• **GIVEN PROBLEM**
Every record should be written out exactly, with the pictures left out.

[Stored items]
[START]
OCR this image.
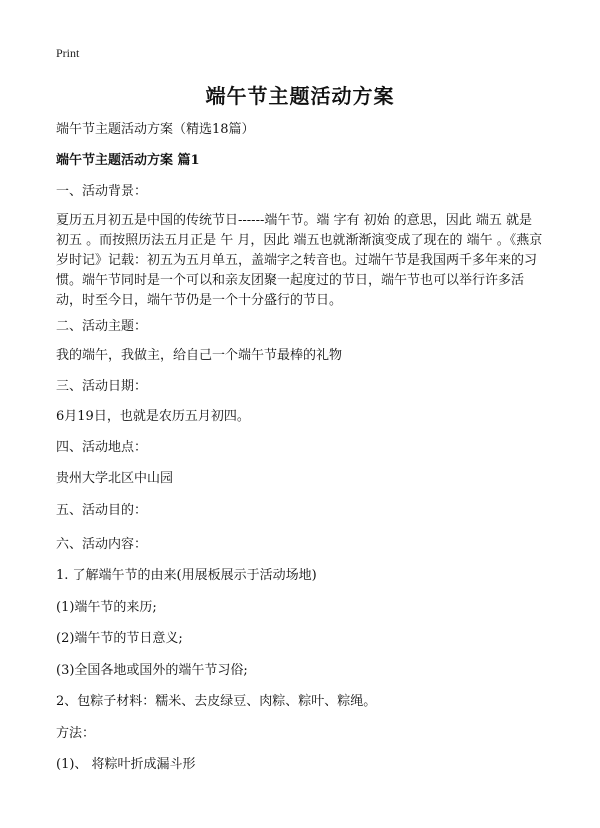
Print
端午节主题活动方案
端午节主题活动方案（精选18篇）
端午节主题活动方案 篇1
一、活动背景：
夏历五月初五是中国的传统节日------端午节。端 字有 初始 的意思，因此 端五 就是 初五 。而按照历法五月正是 午 月，因此 端五也就渐渐演变成了现在的 端午 。《燕京岁时记》记载：初五为五月单五，盖端字之转音也。过端午节是我国两千多年来的习惯。端午节同时是一个可以和亲友团聚一起度过的节日，端午节也可以举行许多活动，时至今日，端午节仍是一个十分盛行的节日。
二、活动主题：
我的端午，我做主，给自己一个端午节最棒的礼物
三、活动日期：
6月19日，也就是农历五月初四。
四、活动地点：
贵州大学北区中山园
五、活动目的：
六、活动内容：
1. 了解端午节的由来(用展板展示于活动场地)
(1)端午节的来历;
(2)端午节的节日意义;
(3)全国各地或国外的端午节习俗;
2、包粽子材料：糯米、去皮绿豆、肉粽、粽叶、粽绳。
方法：
(1)、 将粽叶折成漏斗形
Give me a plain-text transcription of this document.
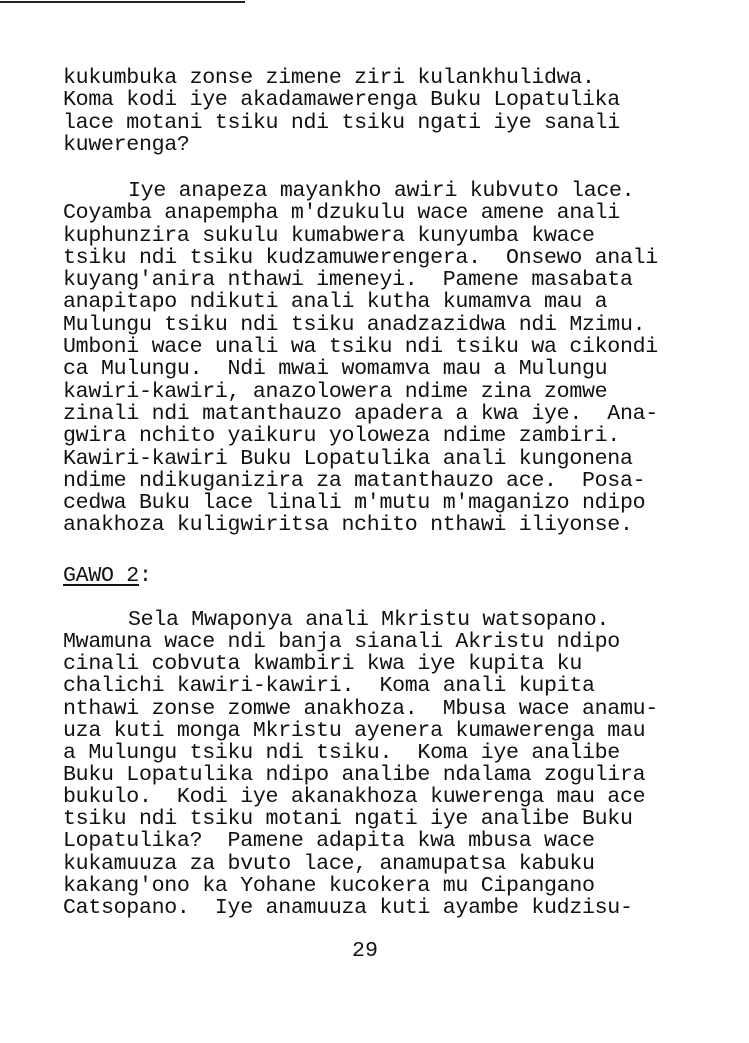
kukumbuka zonse zimene ziri kulankhulidwa.
Koma kodi iye akadamawerenga Buku Lopatulika
lace motani tsiku ndi tsiku ngati iye sanali
kuwerenga?
Iye anapeza mayankho awiri kubvuto lace.
Coyamba anapempha m'dzukulu wace amene anali
kuphunzira sukulu kumabwera kunyumba kwace
tsiku ndi tsiku kudzamuwerengera.  Onsewo anali
kuyang'anira nthawi imeneyi.  Pamene masabata
anapitapo ndikuti anali kutha kumamva mau a
Mulungu tsiku ndi tsiku anadzazidwa ndi Mzimu.
Umboni wace unali wa tsiku ndi tsiku wa cikondi
ca Mulungu.  Ndi mwai womamva mau a Mulungu
kawiri-kawiri, anazolowera ndime zina zomwe
zinali ndi matanthauzo apadera a kwa iye.  Ana-
gwira nchito yaikuru yoloweza ndime zambiri.
Kawiri-kawiri Buku Lopatulika anali kungonena
ndime ndikuganizira za matanthauzo ace.  Posa-
cedwa Buku lace linali m'mutu m'maganizo ndipo
anakhoza kuligwiritsa nchito nthawi iliyonse.
GAWO 2:
Sela Mwaponya anali Mkristu watsopano.
Mwamuna wace ndi banja sianali Akristu ndipo
cinali cobvuta kwambiri kwa iye kupita ku
chalichi kawiri-kawiri.  Koma anali kupita
nthawi zonse zomwe anakhoza.  Mbusa wace anamu-
uza kuti monga Mkristu ayenera kumawerenga mau
a Mulungu tsiku ndi tsiku.  Koma iye analibe
Buku Lopatulika ndipo analibe ndalama zogulira
bukulo.  Kodi iye akanakhoza kuwerenga mau ace
tsiku ndi tsiku motani ngati iye analibe Buku
Lopatulika?  Pamene adapita kwa mbusa wace
kukamuuza za bvuto lace, anamupatsa kabuku
kakang'ono ka Yohane kucokera mu Cipangano
Catsopano.  Iye anamuuza kuti ayambe kudzisu-
29
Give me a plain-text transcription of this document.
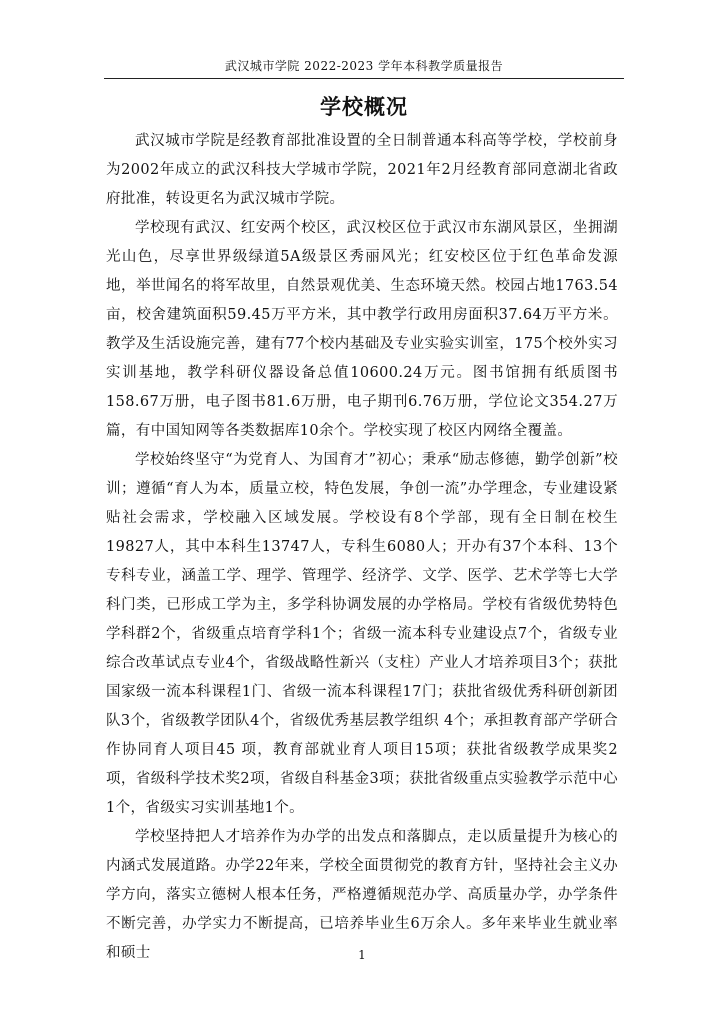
武汉城市学院 2022-2023 学年本科教学质量报告
学校概况

武汉城市学院是经教育部批准设置的全日制普通本科高等学校，学校前身为2002年成立的武汉科技大学城市学院，2021年2月经教育部同意湖北省政府批准，转设更名为武汉城市学院。

学校现有武汉、红安两个校区，武汉校区位于武汉市东湖风景区，坐拥湖光山色，尽享世界级绿道5A级景区秀丽风光；红安校区位于红色革命发源地，举世闻名的将军故里，自然景观优美、生态环境天然。校园占地1763.54亩，校舍建筑面积59.45万平方米，其中教学行政用房面积37.64万平方米。教学及生活设施完善，建有77个校内基础及专业实验实训室，175个校外实习实训基地，教学科研仪器设备总值10600.24万元。图书馆拥有纸质图书158.67万册，电子图书81.6万册，电子期刊6.76万册，学位论文354.27万篇，有中国知网等各类数据库10余个。学校实现了校区内网络全覆盖。

学校始终坚守“为党育人、为国育才”初心；秉承“励志修德，勤学创新”校训；遵循“育人为本，质量立校，特色发展，争创一流”办学理念，专业建设紧贴社会需求，学校融入区域发展。学校设有8个学部，现有全日制在校生19827人，其中本科生13747人，专科生6080人；开办有37个本科、13个专科专业，涵盖工学、理学、管理学、经济学、文学、医学、艺术学等七大学科门类，已形成工学为主，多学科协调发展的办学格局。学校有省级优势特色学科群2个，省级重点培育学科1个；省级一流本科专业建设点7个，省级专业综合改革试点专业4个，省级战略性新兴（支柱）产业人才培养项目3个；获批国家级一流本科课程1门、省级一流本科课程17门；获批省级优秀科研创新团队3个，省级教学团队4个，省级优秀基层教学组织 4个；承担教育部产学研合作协同育人项目45 项，教育部就业育人项目15项；获批省级教学成果奖2 项，省级科学技术奖2项，省级自科基金3项；获批省级重点实验教学示范中心1个，省级实习实训基地1个。

学校坚持把人才培养作为办学的出发点和落脚点，走以质量提升为核心的内涵式发展道路。办学22年来，学校全面贯彻党的教育方针，坚持社会主义办学方向，落实立德树人根本任务，严格遵循规范办学、高质量办学，办学条件不断完善，办学实力不断提高，已培养毕业生6万余人。多年来毕业生就业率和硕士	1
[END]
• **COMPLETE RESPONSE**
OCR this image.
Print
端午节主题活动方案
端午节主题活动方案（精选18篇）
端午节主题活动方案 篇1
一、活动背景：
夏历五月初五是中国的传统节日------端午节。端 字有 初始 的意思，因此 端五 就是 初五 。而按照历法五月正是 午 月，因此 端五也就渐渐演变成了现在的 端午 。《燕京岁时记》记载：初五为五月单五，盖端字之转音也。过端午节是我国两千多年来的习惯。端午节同时是一个可以和亲友团聚一起度过的节日，端午节也可以举行许多活动，时至今日，端午节仍是一个十分盛行的节日。
二、活动主题：
我的端午，我做主，给自己一个端午节最棒的礼物
三、活动日期：
6月19日，也就是农历五月初四。
四、活动地点：
贵州大学北区中山园
五、活动目的：
六、活动内容：
1. 了解端午节的由来(用展板展示于活动场地)
(1)端午节的来历;
(2)端午节的节日意义;
(3)全国各地或国外的端午节习俗;
2、包粽子材料：糯米、去皮绿豆、肉粽、粽叶、粽绳。
方法：
(1)、 将粽叶折成漏斗形
Give me a plain-text transcription of this document.
kukumbuka zonse zimene ziri kulankhulidwa.
Koma kodi iye akadamawerenga Buku Lopatulika
lace motani tsiku ndi tsiku ngati iye sanali
kuwerenga?
Iye anapeza mayankho awiri kubvuto lace.
Coyamba anapempha m'dzukulu wace amene anali
kuphunzira sukulu kumabwera kunyumba kwace
tsiku ndi tsiku kudzamuwerengera.  Onsewo anali
kuyang'anira nthawi imeneyi.  Pamene masabata
anapitapo ndikuti anali kutha kumamva mau a
Mulungu tsiku ndi tsiku anadzazidwa ndi Mzimu.
Umboni wace unali wa tsiku ndi tsiku wa cikondi
ca Mulungu.  Ndi mwai womamva mau a Mulungu
kawiri-kawiri, anazolowera ndime zina zomwe
zinali ndi matanthauzo apadera a kwa iye.  Ana-
gwira nchito yaikuru yoloweza ndime zambiri.
Kawiri-kawiri Buku Lopatulika anali kungonena
ndime ndikuganizira za matanthauzo ace.  Posa-
cedwa Buku lace linali m'mutu m'maganizo ndipo
anakhoza kuligwiritsa nchito nthawi iliyonse.
GAWO 2:
Sela Mwaponya anali Mkristu watsopano.
Mwamuna wace ndi banja sianali Akristu ndipo
cinali cobvuta kwambiri kwa iye kupita ku
chalichi kawiri-kawiri.  Koma anali kupita
nthawi zonse zomwe anakhoza.  Mbusa wace anamu-
uza kuti monga Mkristu ayenera kumawerenga mau
a Mulungu tsiku ndi tsiku.  Koma iye analibe
Buku Lopatulika ndipo analibe ndalama zogulira
bukulo.  Kodi iye akanakhoza kuwerenga mau ace
tsiku ndi tsiku motani ngati iye analibe Buku
Lopatulika?  Pamene adapita kwa mbusa wace
kukamuuza za bvuto lace, anamupatsa kabuku
kakang'ono ka Yohane kucokera mu Cipangano
Catsopano.  Iye anamuuza kuti ayambe kudzisu-
29
Give me a plain-text transcription of this document.
武汉城市学院 2022-2023 学年本科教学质量报告
学校概况

武汉城市学院是经教育部批准设置的全日制普通本科高等学校，学校前身为2002年成立的武汉科技大学城市学院，2021年2月经教育部同意湖北省政府批准，转设更名为武汉城市学院。

学校现有武汉、红安两个校区，武汉校区位于武汉市东湖风景区，坐拥湖光山色，尽享世界级绿道5A级景区秀丽风光；红安校区位于红色革命发源地，举世闻名的将军故里，自然景观优美、生态环境天然。校园占地1763.54亩，校舍建筑面积59.45万平方米，其中教学行政用房面积37.64万平方米。教学及生活设施完善，建有77个校内基础及专业实验实训室，175个校外实习实训基地，教学科研仪器设备总值10600.24万元。图书馆拥有纸质图书158.67万册，电子图书81.6万册，电子期刊6.76万册，学位论文354.27万篇，有中国知网等各类数据库10余个。学校实现了校区内网络全覆盖。

学校始终坚守“为党育人、为国育才”初心；秉承“励志修德，勤学创新”校训；遵循“育人为本，质量立校，特色发展，争创一流”办学理念，专业建设紧贴社会需求，学校融入区域发展。学校设有8个学部，现有全日制在校生19827人，其中本科生13747人，专科生6080人；开办有37个本科、13个专科专业，涵盖工学、理学、管理学、经济学、文学、医学、艺术学等七大学科门类，已形成工学为主，多学科协调发展的办学格局。学校有省级优势特色学科群2个，省级重点培育学科1个；省级一流本科专业建设点7个，省级专业综合改革试点专业4个，省级战略性新兴（支柱）产业人才培养项目3个；获批国家级一流本科课程1门、省级一流本科课程17门；获批省级优秀科研创新团队3个，省级教学团队4个，省级优秀基层教学组织 4个；承担教育部产学研合作协同育人项目45 项，教育部就业育人项目15项；获批省级教学成果奖2 项，省级科学技术奖2项，省级自科基金3项；获批省级重点实验教学示范中心1个，省级实习实训基地1个。

学校坚持把人才培养作为办学的出发点和落脚点，走以质量提升为核心的内涵式发展道路。办学22年来，学校全面贯彻党的教育方针，坚持社会主义办学方向，落实立德树人根本任务，严格遵循规范办学、高质量办学，办学条件不断完善，办学实力不断提高，已培养毕业生6万余人。多年来毕业生就业率和硕士	1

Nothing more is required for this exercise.